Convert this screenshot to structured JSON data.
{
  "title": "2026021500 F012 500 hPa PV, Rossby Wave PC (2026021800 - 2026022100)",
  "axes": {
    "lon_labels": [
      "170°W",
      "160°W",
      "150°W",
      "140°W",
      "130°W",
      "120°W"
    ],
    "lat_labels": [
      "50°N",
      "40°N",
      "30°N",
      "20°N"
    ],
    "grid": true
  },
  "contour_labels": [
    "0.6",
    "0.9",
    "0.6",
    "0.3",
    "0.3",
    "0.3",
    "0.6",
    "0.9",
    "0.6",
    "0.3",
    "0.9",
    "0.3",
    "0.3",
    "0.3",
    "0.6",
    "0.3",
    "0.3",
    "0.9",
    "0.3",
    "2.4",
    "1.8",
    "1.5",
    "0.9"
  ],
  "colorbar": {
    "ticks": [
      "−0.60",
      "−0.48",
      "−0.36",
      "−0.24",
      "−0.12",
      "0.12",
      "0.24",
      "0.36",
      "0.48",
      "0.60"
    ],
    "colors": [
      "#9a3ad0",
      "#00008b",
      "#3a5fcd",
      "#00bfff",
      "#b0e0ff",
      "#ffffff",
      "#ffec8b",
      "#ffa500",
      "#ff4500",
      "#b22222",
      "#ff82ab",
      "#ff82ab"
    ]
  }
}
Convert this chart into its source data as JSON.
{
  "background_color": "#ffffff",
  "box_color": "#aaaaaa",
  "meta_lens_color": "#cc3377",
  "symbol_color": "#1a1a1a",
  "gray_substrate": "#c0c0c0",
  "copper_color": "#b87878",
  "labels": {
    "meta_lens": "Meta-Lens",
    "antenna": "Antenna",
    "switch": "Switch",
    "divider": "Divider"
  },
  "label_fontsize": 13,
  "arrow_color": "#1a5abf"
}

**DO THIS:**
Show the data once more, exactly as it was written.

**SOLUTION TO THIS EXERCISE:**
Convert this screenshot to structured JSON data.
{
  "title": "2026021500 F012 500 hPa PV, Rossby Wave PC (2026021800 - 2026022100)",
  "axes": {
    "lon_labels": [
      "170°W",
      "160°W",
      "150°W",
      "140°W",
      "130°W",
      "120°W"
    ],
    "lat_labels": [
      "50°N",
      "40°N",
      "30°N",
      "20°N"
    ],
    "grid": true
  },
  "contour_labels": [
    "0.6",
    "0.9",
    "0.6",
    "0.3",
    "0.3",
    "0.3",
    "0.6",
    "0.9",
    "0.6",
    "0.3",
    "0.9",
    "0.3",
    "0.3",
    "0.3",
    "0.6",
    "0.3",
    "0.3",
    "0.9",
    "0.3",
    "2.4",
    "1.8",
    "1.5",
    "0.9"
  ],
  "colorbar": {
    "ticks": [
      "−0.60",
      "−0.48",
      "−0.36",
      "−0.24",
      "−0.12",
      "0.12",
      "0.24",
      "0.36",
      "0.48",
      "0.60"
    ],
    "colors": [
      "#9a3ad0",
      "#00008b",
      "#3a5fcd",
      "#00bfff",
      "#b0e0ff",
      "#ffffff",
      "#ffec8b",
      "#ffa500",
      "#ff4500",
      "#b22222",
      "#ff82ab",
      "#ff82ab"
    ]
  }
}
Convert this chart into its source data as JSON.
{
  "background_color": "#ffffff",
  "box_color": "#aaaaaa",
  "meta_lens_color": "#cc3377",
  "symbol_color": "#1a1a1a",
  "gray_substrate": "#c0c0c0",
  "copper_color": "#b87878",
  "labels": {
    "meta_lens": "Meta-Lens",
    "antenna": "Antenna",
    "switch": "Switch",
    "divider": "Divider"
  },
  "label_fontsize": 13,
  "arrow_color": "#1a5abf"
}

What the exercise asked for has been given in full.